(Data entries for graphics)
-*-*-
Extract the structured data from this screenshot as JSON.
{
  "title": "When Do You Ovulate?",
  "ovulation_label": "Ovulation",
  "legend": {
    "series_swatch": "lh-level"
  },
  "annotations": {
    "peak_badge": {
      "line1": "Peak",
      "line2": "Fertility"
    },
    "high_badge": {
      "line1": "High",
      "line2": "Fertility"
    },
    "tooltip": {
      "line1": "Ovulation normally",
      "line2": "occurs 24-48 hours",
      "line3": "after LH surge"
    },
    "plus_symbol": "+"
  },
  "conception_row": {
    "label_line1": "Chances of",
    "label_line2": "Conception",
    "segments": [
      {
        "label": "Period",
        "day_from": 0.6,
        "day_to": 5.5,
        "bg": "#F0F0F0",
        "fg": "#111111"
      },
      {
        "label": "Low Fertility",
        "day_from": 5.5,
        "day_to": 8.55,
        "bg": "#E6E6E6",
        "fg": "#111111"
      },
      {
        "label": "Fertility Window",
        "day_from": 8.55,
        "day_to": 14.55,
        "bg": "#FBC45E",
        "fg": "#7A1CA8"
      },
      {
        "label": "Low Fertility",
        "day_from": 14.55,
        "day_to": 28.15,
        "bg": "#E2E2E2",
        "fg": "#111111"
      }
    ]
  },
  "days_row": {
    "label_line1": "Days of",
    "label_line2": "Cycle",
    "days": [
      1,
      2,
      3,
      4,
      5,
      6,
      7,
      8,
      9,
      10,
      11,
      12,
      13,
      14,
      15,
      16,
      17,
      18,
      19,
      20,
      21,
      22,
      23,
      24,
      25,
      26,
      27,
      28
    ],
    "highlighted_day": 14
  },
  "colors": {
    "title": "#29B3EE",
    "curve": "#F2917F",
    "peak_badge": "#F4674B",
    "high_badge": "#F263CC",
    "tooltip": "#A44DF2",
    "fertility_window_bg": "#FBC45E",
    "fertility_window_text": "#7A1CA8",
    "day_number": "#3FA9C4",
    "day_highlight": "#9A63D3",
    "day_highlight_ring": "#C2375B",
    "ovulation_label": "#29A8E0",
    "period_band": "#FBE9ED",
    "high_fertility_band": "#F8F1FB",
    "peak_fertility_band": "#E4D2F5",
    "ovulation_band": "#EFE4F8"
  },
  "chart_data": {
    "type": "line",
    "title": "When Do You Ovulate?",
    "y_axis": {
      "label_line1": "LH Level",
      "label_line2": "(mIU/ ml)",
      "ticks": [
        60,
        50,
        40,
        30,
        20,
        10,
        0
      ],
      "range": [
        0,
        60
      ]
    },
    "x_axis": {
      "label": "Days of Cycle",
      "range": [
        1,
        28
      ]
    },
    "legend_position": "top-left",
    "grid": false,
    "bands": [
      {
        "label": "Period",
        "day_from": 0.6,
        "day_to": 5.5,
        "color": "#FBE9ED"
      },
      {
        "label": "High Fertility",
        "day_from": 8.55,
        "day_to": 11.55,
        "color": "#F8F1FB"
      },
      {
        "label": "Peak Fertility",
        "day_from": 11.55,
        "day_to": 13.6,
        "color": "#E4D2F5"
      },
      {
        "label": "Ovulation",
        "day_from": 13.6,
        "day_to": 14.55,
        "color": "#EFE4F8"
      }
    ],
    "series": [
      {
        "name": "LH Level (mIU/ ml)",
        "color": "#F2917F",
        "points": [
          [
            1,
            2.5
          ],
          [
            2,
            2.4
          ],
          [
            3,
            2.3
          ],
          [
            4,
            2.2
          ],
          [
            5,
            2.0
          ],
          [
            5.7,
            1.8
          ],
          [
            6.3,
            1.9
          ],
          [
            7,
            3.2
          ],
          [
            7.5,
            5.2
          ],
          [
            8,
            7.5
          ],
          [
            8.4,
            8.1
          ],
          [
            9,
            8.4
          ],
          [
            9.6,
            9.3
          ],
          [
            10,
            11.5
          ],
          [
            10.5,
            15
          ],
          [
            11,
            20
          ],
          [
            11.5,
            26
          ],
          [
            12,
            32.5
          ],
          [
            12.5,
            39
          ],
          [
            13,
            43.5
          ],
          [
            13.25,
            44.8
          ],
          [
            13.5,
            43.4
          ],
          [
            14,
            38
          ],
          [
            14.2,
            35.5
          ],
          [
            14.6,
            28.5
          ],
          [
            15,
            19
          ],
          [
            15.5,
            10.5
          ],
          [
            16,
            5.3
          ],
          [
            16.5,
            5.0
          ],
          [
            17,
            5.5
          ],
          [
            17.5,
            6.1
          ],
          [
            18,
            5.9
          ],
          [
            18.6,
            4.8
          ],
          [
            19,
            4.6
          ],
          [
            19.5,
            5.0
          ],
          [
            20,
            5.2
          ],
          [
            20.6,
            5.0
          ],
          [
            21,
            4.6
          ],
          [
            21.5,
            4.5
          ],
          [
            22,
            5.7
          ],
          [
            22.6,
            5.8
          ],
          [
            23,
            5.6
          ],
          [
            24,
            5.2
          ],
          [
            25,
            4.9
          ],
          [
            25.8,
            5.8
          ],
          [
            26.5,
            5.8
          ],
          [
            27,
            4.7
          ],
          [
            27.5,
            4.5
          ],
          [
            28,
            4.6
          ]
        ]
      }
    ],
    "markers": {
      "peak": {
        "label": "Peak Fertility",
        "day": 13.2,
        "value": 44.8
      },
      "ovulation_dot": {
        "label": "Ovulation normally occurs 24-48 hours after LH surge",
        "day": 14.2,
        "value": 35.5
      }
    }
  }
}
-*-*-
What you are asked to do -> Using the data above, repeat every line exactly.

Response ->
Extract the structured data from this screenshot as JSON.
{
  "title": "When Do You Ovulate?",
  "ovulation_label": "Ovulation",
  "legend": {
    "series_swatch": "lh-level"
  },
  "annotations": {
    "peak_badge": {
      "line1": "Peak",
      "line2": "Fertility"
    },
    "high_badge": {
      "line1": "High",
      "line2": "Fertility"
    },
    "tooltip": {
      "line1": "Ovulation normally",
      "line2": "occurs 24-48 hours",
      "line3": "after LH surge"
    },
    "plus_symbol": "+"
  },
  "conception_row": {
    "label_line1": "Chances of",
    "label_line2": "Conception",
    "segments": [
      {
        "label": "Period",
        "day_from": 0.6,
        "day_to": 5.5,
        "bg": "#F0F0F0",
        "fg": "#111111"
      },
      {
        "label": "Low Fertility",
        "day_from": 5.5,
        "day_to": 8.55,
        "bg": "#E6E6E6",
        "fg": "#111111"
      },
      {
        "label": "Fertility Window",
        "day_from": 8.55,
        "day_to": 14.55,
        "bg": "#FBC45E",
        "fg": "#7A1CA8"
      },
      {
        "label": "Low Fertility",
        "day_from": 14.55,
        "day_to": 28.15,
        "bg": "#E2E2E2",
        "fg": "#111111"
      }
    ]
  },
  "days_row": {
    "label_line1": "Days of",
    "label_line2": "Cycle",
    "days": [
      1,
      2,
      3,
      4,
      5,
      6,
      7,
      8,
      9,
      10,
      11,
      12,
      13,
      14,
      15,
      16,
      17,
      18,
      19,
      20,
      21,
      22,
      23,
      24,
      25,
      26,
      27,
      28
    ],
    "highlighted_day": 14
  },
  "colors": {
    "title": "#29B3EE",
    "curve": "#F2917F",
    "peak_badge": "#F4674B",
    "high_badge": "#F263CC",
    "tooltip": "#A44DF2",
    "fertility_window_bg": "#FBC45E",
    "fertility_window_text": "#7A1CA8",
    "day_number": "#3FA9C4",
    "day_highlight": "#9A63D3",
    "day_highlight_ring": "#C2375B",
    "ovulation_label": "#29A8E0",
    "period_band": "#FBE9ED",
    "high_fertility_band": "#F8F1FB",
    "peak_fertility_band": "#E4D2F5",
    "ovulation_band": "#EFE4F8"
  },
  "chart_data": {
    "type": "line",
    "title": "When Do You Ovulate?",
    "y_axis": {
      "label_line1": "LH Level",
      "label_line2": "(mIU/ ml)",
      "ticks": [
        60,
        50,
        40,
        30,
        20,
        10,
        0
      ],
      "range": [
        0,
        60
      ]
    },
    "x_axis": {
      "label": "Days of Cycle",
      "range": [
        1,
        28
      ]
    },
    "legend_position": "top-left",
    "grid": false,
    "bands": [
      {
        "label": "Period",
        "day_from": 0.6,
        "day_to": 5.5,
        "color": "#FBE9ED"
      },
      {
        "label": "High Fertility",
        "day_from": 8.55,
        "day_to": 11.55,
        "color": "#F8F1FB"
      },
      {
        "label": "Peak Fertility",
        "day_from": 11.55,
        "day_to": 13.6,
        "color": "#E4D2F5"
      },
      {
        "label": "Ovulation",
        "day_from": 13.6,
        "day_to": 14.55,
        "color": "#EFE4F8"
      }
    ],
    "series": [
      {
        "name": "LH Level (mIU/ ml)",
        "color": "#F2917F",
        "points": [
          [
            1,
            2.5
          ],
          [
            2,
            2.4
          ],
          [
            3,
            2.3
          ],
          [
            4,
            2.2
          ],
          [
            5,
            2.0
          ],
          [
            5.7,
            1.8
          ],
          [
            6.3,
            1.9
          ],
          [
            7,
            3.2
          ],
          [
            7.5,
            5.2
          ],
          [
            8,
            7.5
          ],
          [
            8.4,
            8.1
          ],
          [
            9,
            8.4
          ],
          [
            9.6,
            9.3
          ],
          [
            10,
            11.5
          ],
          [
            10.5,
            15
          ],
          [
            11,
            20
          ],
          [
            11.5,
            26
          ],
          [
            12,
            32.5
          ],
          [
            12.5,
            39
          ],
          [
            13,
            43.5
          ],
          [
            13.25,
            44.8
          ],
          [
            13.5,
            43.4
          ],
          [
            14,
            38
          ],
          [
            14.2,
            35.5
          ],
          [
            14.6,
            28.5
          ],
          [
            15,
            19
          ],
          [
            15.5,
            10.5
          ],
          [
            16,
            5.3
          ],
          [
            16.5,
            5.0
          ],
          [
            17,
            5.5
          ],
          [
            17.5,
            6.1
          ],
          [
            18,
            5.9
          ],
          [
            18.6,
            4.8
          ],
          [
            19,
            4.6
          ],
          [
            19.5,
            5.0
          ],
          [
            20,
            5.2
          ],
          [
            20.6,
            5.0
          ],
          [
            21,
            4.6
          ],
          [
            21.5,
            4.5
          ],
          [
            22,
            5.7
          ],
          [
            22.6,
            5.8
          ],
          [
            23,
            5.6
          ],
          [
            24,
            5.2
          ],
          [
            25,
            4.9
          ],
          [
            25.8,
            5.8
          ],
          [
            26.5,
            5.8
          ],
          [
            27,
            4.7
          ],
          [
            27.5,
            4.5
          ],
          [
            28,
            4.6
          ]
        ]
      }
    ],
    "markers": {
      "peak": {
        "label": "Peak Fertility",
        "day": 13.2,
        "value": 44.8
      },
      "ovulation_dot": {
        "label": "Ovulation normally occurs 24-48 hours after LH surge",
        "day": 14.2,
        "value": 35.5
      }
    }
  }
}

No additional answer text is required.